WHAT THIS TASK INVOLVES: Each record that follows should be repeated exactly, minus any images.

Records about charts and figures:

** BEGIN **

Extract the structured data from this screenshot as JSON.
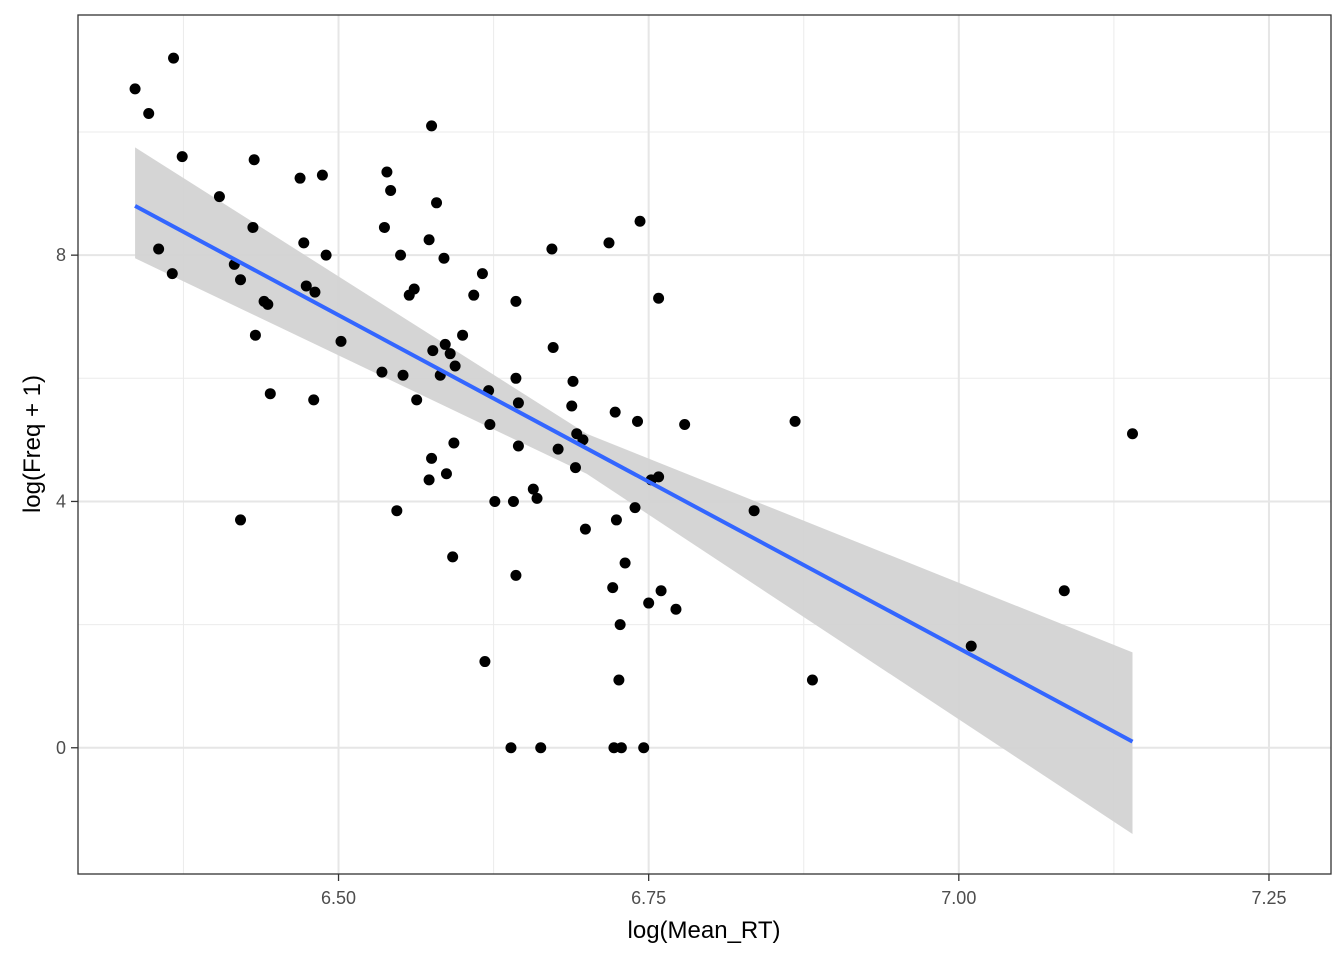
{
  "chart_data": {
    "type": "scatter",
    "title": "",
    "xlabel": "log(Mean_RT)",
    "ylabel": "log(Freq + 1)",
    "xlim": [
      6.29,
      7.3
    ],
    "ylim": [
      -2.05,
      11.9
    ],
    "x_ticks": [
      6.5,
      6.75,
      7.0,
      7.25
    ],
    "x_tick_labels": [
      "6.50",
      "6.75",
      "7.00",
      "7.25"
    ],
    "x_minor_ticks": [
      6.375,
      6.625,
      6.875,
      7.125
    ],
    "y_ticks": [
      0,
      4,
      8
    ],
    "y_tick_labels": [
      "0",
      "4",
      "8"
    ],
    "y_minor_ticks": [
      2,
      6,
      10
    ],
    "grid": true,
    "points": [
      [
        6.336,
        10.7
      ],
      [
        6.347,
        10.3
      ],
      [
        6.367,
        11.2
      ],
      [
        6.374,
        9.6
      ],
      [
        6.355,
        8.1
      ],
      [
        6.366,
        7.7
      ],
      [
        6.404,
        8.95
      ],
      [
        6.416,
        7.85
      ],
      [
        6.431,
        8.45
      ],
      [
        6.432,
        9.55
      ],
      [
        6.421,
        7.6
      ],
      [
        6.433,
        6.7
      ],
      [
        6.421,
        3.7
      ],
      [
        6.44,
        7.25
      ],
      [
        6.443,
        7.2
      ],
      [
        6.445,
        5.75
      ],
      [
        6.469,
        9.25
      ],
      [
        6.472,
        8.2
      ],
      [
        6.474,
        7.5
      ],
      [
        6.48,
        5.65
      ],
      [
        6.481,
        7.4
      ],
      [
        6.487,
        9.3
      ],
      [
        6.49,
        8.0
      ],
      [
        6.502,
        6.6
      ],
      [
        6.535,
        6.1
      ],
      [
        6.537,
        8.45
      ],
      [
        6.539,
        9.35
      ],
      [
        6.542,
        9.05
      ],
      [
        6.547,
        3.85
      ],
      [
        6.55,
        8.0
      ],
      [
        6.552,
        6.05
      ],
      [
        6.557,
        7.35
      ],
      [
        6.561,
        7.45
      ],
      [
        6.563,
        5.65
      ],
      [
        6.573,
        4.35
      ],
      [
        6.573,
        8.25
      ],
      [
        6.575,
        4.7
      ],
      [
        6.575,
        10.1
      ],
      [
        6.576,
        6.45
      ],
      [
        6.579,
        8.85
      ],
      [
        6.582,
        6.05
      ],
      [
        6.585,
        7.95
      ],
      [
        6.586,
        6.55
      ],
      [
        6.587,
        4.45
      ],
      [
        6.59,
        6.4
      ],
      [
        6.592,
        3.1
      ],
      [
        6.593,
        4.95
      ],
      [
        6.594,
        6.2
      ],
      [
        6.6,
        6.7
      ],
      [
        6.609,
        7.35
      ],
      [
        6.616,
        7.7
      ],
      [
        6.618,
        1.4
      ],
      [
        6.621,
        5.8
      ],
      [
        6.622,
        5.25
      ],
      [
        6.626,
        4.0
      ],
      [
        6.639,
        0.0
      ],
      [
        6.641,
        4.0
      ],
      [
        6.643,
        2.8
      ],
      [
        6.643,
        7.25
      ],
      [
        6.643,
        6.0
      ],
      [
        6.645,
        5.6
      ],
      [
        6.645,
        4.9
      ],
      [
        6.657,
        4.2
      ],
      [
        6.66,
        4.05
      ],
      [
        6.663,
        0.0
      ],
      [
        6.672,
        8.1
      ],
      [
        6.673,
        6.5
      ],
      [
        6.677,
        4.85
      ],
      [
        6.688,
        5.55
      ],
      [
        6.689,
        5.95
      ],
      [
        6.691,
        4.55
      ],
      [
        6.692,
        5.1
      ],
      [
        6.697,
        5.0
      ],
      [
        6.699,
        3.55
      ],
      [
        6.718,
        8.2
      ],
      [
        6.721,
        2.6
      ],
      [
        6.722,
        0.0
      ],
      [
        6.723,
        5.45
      ],
      [
        6.724,
        3.7
      ],
      [
        6.726,
        1.1
      ],
      [
        6.727,
        2.0
      ],
      [
        6.728,
        0.0
      ],
      [
        6.731,
        3.0
      ],
      [
        6.739,
        3.9
      ],
      [
        6.741,
        5.3
      ],
      [
        6.743,
        8.55
      ],
      [
        6.746,
        0.0
      ],
      [
        6.75,
        2.35
      ],
      [
        6.752,
        4.35
      ],
      [
        6.758,
        7.3
      ],
      [
        6.758,
        4.4
      ],
      [
        6.76,
        2.55
      ],
      [
        6.772,
        2.25
      ],
      [
        6.779,
        5.25
      ],
      [
        6.835,
        3.85
      ],
      [
        6.868,
        5.3
      ],
      [
        6.882,
        1.1
      ],
      [
        7.01,
        1.65
      ],
      [
        7.085,
        2.55
      ],
      [
        7.14,
        5.1
      ]
    ],
    "fit_line": {
      "method": "lm",
      "color": "#3366FF",
      "x": [
        6.336,
        7.14
      ],
      "y": [
        8.8,
        0.1
      ]
    },
    "confidence_band": {
      "color": "#D3D3D3",
      "x": [
        6.336,
        6.7,
        7.14
      ],
      "upper": [
        9.75,
        5.1,
        1.55
      ],
      "lower": [
        7.95,
        4.45,
        -1.4
      ]
    }
  }
}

** END **

PROBLEM SOLUTION:
Extract the structured data from this screenshot as JSON.
{
  "chart_data": {
    "type": "scatter",
    "title": "",
    "xlabel": "log(Mean_RT)",
    "ylabel": "log(Freq + 1)",
    "xlim": [
      6.29,
      7.3
    ],
    "ylim": [
      -2.05,
      11.9
    ],
    "x_ticks": [
      6.5,
      6.75,
      7.0,
      7.25
    ],
    "x_tick_labels": [
      "6.50",
      "6.75",
      "7.00",
      "7.25"
    ],
    "x_minor_ticks": [
      6.375,
      6.625,
      6.875,
      7.125
    ],
    "y_ticks": [
      0,
      4,
      8
    ],
    "y_tick_labels": [
      "0",
      "4",
      "8"
    ],
    "y_minor_ticks": [
      2,
      6,
      10
    ],
    "grid": true,
    "points": [
      [
        6.336,
        10.7
      ],
      [
        6.347,
        10.3
      ],
      [
        6.367,
        11.2
      ],
      [
        6.374,
        9.6
      ],
      [
        6.355,
        8.1
      ],
      [
        6.366,
        7.7
      ],
      [
        6.404,
        8.95
      ],
      [
        6.416,
        7.85
      ],
      [
        6.431,
        8.45
      ],
      [
        6.432,
        9.55
      ],
      [
        6.421,
        7.6
      ],
      [
        6.433,
        6.7
      ],
      [
        6.421,
        3.7
      ],
      [
        6.44,
        7.25
      ],
      [
        6.443,
        7.2
      ],
      [
        6.445,
        5.75
      ],
      [
        6.469,
        9.25
      ],
      [
        6.472,
        8.2
      ],
      [
        6.474,
        7.5
      ],
      [
        6.48,
        5.65
      ],
      [
        6.481,
        7.4
      ],
      [
        6.487,
        9.3
      ],
      [
        6.49,
        8.0
      ],
      [
        6.502,
        6.6
      ],
      [
        6.535,
        6.1
      ],
      [
        6.537,
        8.45
      ],
      [
        6.539,
        9.35
      ],
      [
        6.542,
        9.05
      ],
      [
        6.547,
        3.85
      ],
      [
        6.55,
        8.0
      ],
      [
        6.552,
        6.05
      ],
      [
        6.557,
        7.35
      ],
      [
        6.561,
        7.45
      ],
      [
        6.563,
        5.65
      ],
      [
        6.573,
        4.35
      ],
      [
        6.573,
        8.25
      ],
      [
        6.575,
        4.7
      ],
      [
        6.575,
        10.1
      ],
      [
        6.576,
        6.45
      ],
      [
        6.579,
        8.85
      ],
      [
        6.582,
        6.05
      ],
      [
        6.585,
        7.95
      ],
      [
        6.586,
        6.55
      ],
      [
        6.587,
        4.45
      ],
      [
        6.59,
        6.4
      ],
      [
        6.592,
        3.1
      ],
      [
        6.593,
        4.95
      ],
      [
        6.594,
        6.2
      ],
      [
        6.6,
        6.7
      ],
      [
        6.609,
        7.35
      ],
      [
        6.616,
        7.7
      ],
      [
        6.618,
        1.4
      ],
      [
        6.621,
        5.8
      ],
      [
        6.622,
        5.25
      ],
      [
        6.626,
        4.0
      ],
      [
        6.639,
        0.0
      ],
      [
        6.641,
        4.0
      ],
      [
        6.643,
        2.8
      ],
      [
        6.643,
        7.25
      ],
      [
        6.643,
        6.0
      ],
      [
        6.645,
        5.6
      ],
      [
        6.645,
        4.9
      ],
      [
        6.657,
        4.2
      ],
      [
        6.66,
        4.05
      ],
      [
        6.663,
        0.0
      ],
      [
        6.672,
        8.1
      ],
      [
        6.673,
        6.5
      ],
      [
        6.677,
        4.85
      ],
      [
        6.688,
        5.55
      ],
      [
        6.689,
        5.95
      ],
      [
        6.691,
        4.55
      ],
      [
        6.692,
        5.1
      ],
      [
        6.697,
        5.0
      ],
      [
        6.699,
        3.55
      ],
      [
        6.718,
        8.2
      ],
      [
        6.721,
        2.6
      ],
      [
        6.722,
        0.0
      ],
      [
        6.723,
        5.45
      ],
      [
        6.724,
        3.7
      ],
      [
        6.726,
        1.1
      ],
      [
        6.727,
        2.0
      ],
      [
        6.728,
        0.0
      ],
      [
        6.731,
        3.0
      ],
      [
        6.739,
        3.9
      ],
      [
        6.741,
        5.3
      ],
      [
        6.743,
        8.55
      ],
      [
        6.746,
        0.0
      ],
      [
        6.75,
        2.35
      ],
      [
        6.752,
        4.35
      ],
      [
        6.758,
        7.3
      ],
      [
        6.758,
        4.4
      ],
      [
        6.76,
        2.55
      ],
      [
        6.772,
        2.25
      ],
      [
        6.779,
        5.25
      ],
      [
        6.835,
        3.85
      ],
      [
        6.868,
        5.3
      ],
      [
        6.882,
        1.1
      ],
      [
        7.01,
        1.65
      ],
      [
        7.085,
        2.55
      ],
      [
        7.14,
        5.1
      ]
    ],
    "fit_line": {
      "method": "lm",
      "color": "#3366FF",
      "x": [
        6.336,
        7.14
      ],
      "y": [
        8.8,
        0.1
      ]
    },
    "confidence_band": {
      "color": "#D3D3D3",
      "x": [
        6.336,
        6.7,
        7.14
      ],
      "upper": [
        9.75,
        5.1,
        1.55
      ],
      "lower": [
        7.95,
        4.45,
        -1.4
      ]
    }
  }
}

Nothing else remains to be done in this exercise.